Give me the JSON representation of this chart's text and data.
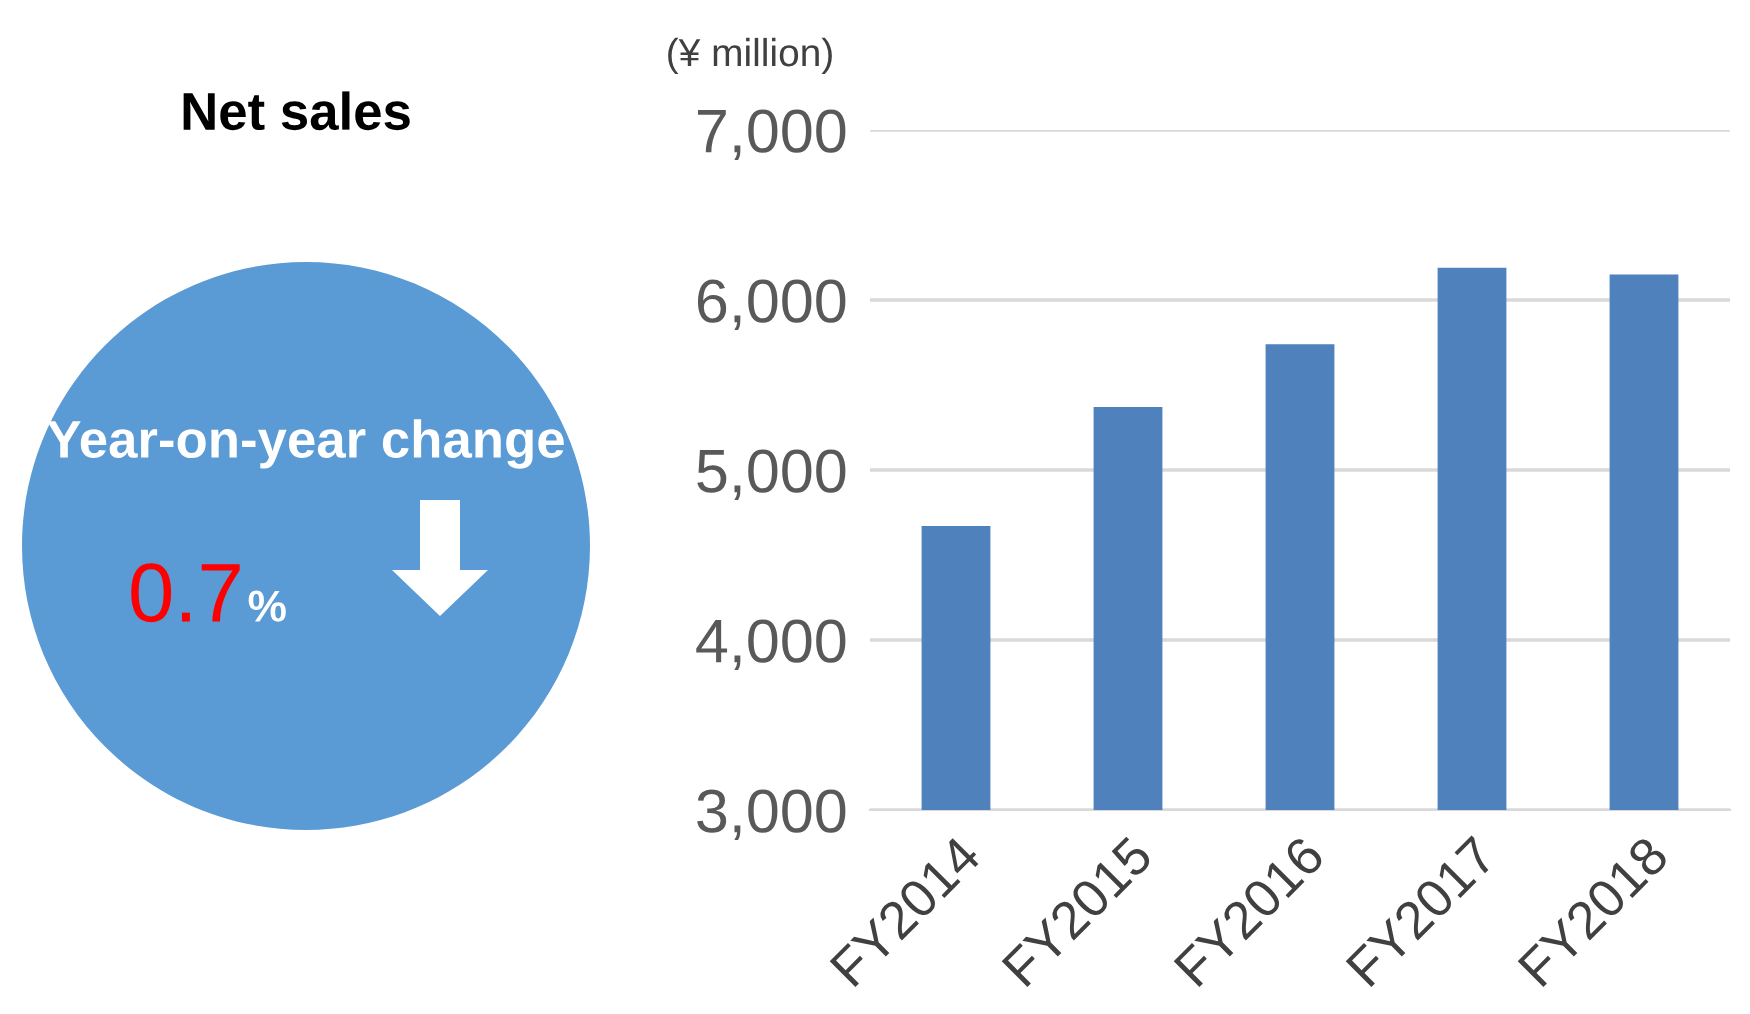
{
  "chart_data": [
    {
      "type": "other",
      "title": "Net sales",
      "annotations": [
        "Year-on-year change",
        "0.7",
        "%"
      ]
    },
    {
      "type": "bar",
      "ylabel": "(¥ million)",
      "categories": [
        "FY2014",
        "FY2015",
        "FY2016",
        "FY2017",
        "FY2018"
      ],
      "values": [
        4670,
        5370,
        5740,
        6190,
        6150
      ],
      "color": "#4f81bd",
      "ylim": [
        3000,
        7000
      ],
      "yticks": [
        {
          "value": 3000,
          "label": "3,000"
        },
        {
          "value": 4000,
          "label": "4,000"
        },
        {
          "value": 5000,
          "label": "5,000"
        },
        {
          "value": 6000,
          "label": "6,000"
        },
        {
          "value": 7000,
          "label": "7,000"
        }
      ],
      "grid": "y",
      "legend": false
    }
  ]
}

# WRITTEN PROBLEM:
Write out the entries above verbatim; the pictures do not belong in your copy.

# RIGHT ANSWER:
Give me the JSON representation of this chart's text and data.
{
  "chart_data": [
    {
      "type": "other",
      "title": "Net sales",
      "annotations": [
        "Year-on-year change",
        "0.7",
        "%"
      ]
    },
    {
      "type": "bar",
      "ylabel": "(¥ million)",
      "categories": [
        "FY2014",
        "FY2015",
        "FY2016",
        "FY2017",
        "FY2018"
      ],
      "values": [
        4670,
        5370,
        5740,
        6190,
        6150
      ],
      "color": "#4f81bd",
      "ylim": [
        3000,
        7000
      ],
      "yticks": [
        {
          "value": 3000,
          "label": "3,000"
        },
        {
          "value": 4000,
          "label": "4,000"
        },
        {
          "value": 5000,
          "label": "5,000"
        },
        {
          "value": 6000,
          "label": "6,000"
        },
        {
          "value": 7000,
          "label": "7,000"
        }
      ],
      "grid": "y",
      "legend": false
    }
  ]
}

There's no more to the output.